**Given instruction**
From the listing below, return each line that includes "Book".

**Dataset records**

--

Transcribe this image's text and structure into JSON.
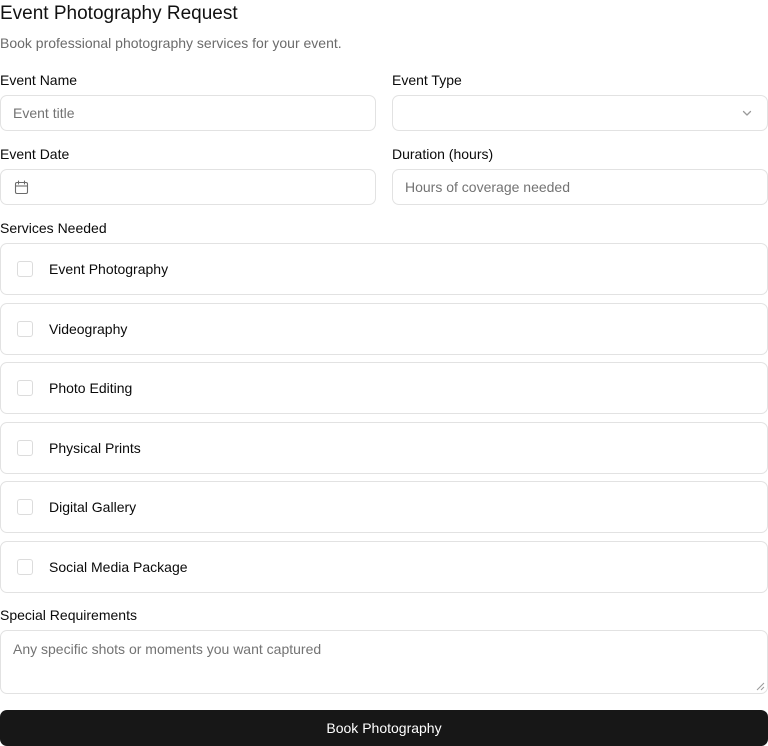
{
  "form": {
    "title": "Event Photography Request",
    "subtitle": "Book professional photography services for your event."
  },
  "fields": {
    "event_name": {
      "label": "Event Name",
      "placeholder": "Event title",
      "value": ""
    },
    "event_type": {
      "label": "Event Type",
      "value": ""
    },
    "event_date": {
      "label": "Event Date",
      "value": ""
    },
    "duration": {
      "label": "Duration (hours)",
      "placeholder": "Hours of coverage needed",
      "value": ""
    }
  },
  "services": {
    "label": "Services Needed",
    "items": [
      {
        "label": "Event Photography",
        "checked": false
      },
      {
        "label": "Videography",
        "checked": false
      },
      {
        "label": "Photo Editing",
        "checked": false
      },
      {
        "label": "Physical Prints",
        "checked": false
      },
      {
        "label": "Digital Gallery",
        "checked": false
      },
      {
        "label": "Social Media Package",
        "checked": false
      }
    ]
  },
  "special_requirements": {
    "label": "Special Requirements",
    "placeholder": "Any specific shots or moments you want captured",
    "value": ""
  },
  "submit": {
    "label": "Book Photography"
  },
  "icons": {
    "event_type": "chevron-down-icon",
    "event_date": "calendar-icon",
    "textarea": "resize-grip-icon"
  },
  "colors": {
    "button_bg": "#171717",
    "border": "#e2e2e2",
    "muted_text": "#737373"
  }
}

--

**The response**
    "subtitle": "Book professional photography services for your event."
    "label": "Book Photography"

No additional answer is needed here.